=== EXERCISE INSTRUCTIONS ===
Pick out each line containing the string "Мероприятия" and copy it.

=== MATERIAL SHOWN ===
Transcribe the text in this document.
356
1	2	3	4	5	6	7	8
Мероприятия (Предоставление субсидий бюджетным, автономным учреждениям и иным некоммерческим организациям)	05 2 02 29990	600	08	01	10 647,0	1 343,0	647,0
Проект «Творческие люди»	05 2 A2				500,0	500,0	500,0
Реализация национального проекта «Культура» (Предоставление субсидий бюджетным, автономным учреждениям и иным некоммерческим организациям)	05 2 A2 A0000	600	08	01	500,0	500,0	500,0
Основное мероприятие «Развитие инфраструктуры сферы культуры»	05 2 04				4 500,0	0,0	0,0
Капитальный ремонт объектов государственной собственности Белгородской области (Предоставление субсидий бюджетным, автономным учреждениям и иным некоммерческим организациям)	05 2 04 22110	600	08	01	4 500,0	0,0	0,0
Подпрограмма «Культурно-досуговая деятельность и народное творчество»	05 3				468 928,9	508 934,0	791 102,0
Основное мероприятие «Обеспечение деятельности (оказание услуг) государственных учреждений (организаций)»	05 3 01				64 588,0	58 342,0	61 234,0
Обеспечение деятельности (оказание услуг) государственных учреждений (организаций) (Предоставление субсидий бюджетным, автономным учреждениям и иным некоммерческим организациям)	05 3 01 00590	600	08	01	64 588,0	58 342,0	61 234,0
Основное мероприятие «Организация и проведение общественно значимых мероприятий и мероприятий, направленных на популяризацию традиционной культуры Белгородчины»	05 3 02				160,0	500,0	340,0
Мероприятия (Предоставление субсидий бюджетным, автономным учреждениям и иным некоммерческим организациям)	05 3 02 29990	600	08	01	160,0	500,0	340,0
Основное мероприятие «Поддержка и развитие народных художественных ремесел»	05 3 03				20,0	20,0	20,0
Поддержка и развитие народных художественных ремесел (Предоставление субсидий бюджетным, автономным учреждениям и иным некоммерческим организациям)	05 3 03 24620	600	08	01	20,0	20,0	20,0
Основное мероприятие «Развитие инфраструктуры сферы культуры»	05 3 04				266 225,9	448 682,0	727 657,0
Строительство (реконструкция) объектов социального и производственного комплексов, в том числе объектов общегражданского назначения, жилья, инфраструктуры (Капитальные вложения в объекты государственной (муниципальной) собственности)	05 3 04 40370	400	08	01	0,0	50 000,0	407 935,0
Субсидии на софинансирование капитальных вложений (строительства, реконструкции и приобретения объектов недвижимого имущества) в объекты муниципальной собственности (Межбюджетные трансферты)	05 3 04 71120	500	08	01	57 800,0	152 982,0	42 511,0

=== TASK RESULT ===
Мероприятия (Предоставление субсидий бюджетным, автономным учреждениям и иным некоммерческим организациям)	05 2 02 29990	600	08	01	10 647,0	1 343,0	647,0
Мероприятия (Предоставление субсидий бюджетным, автономным учреждениям и иным некоммерческим организациям)	05 3 02 29990	600	08	01	160,0	500,0	340,0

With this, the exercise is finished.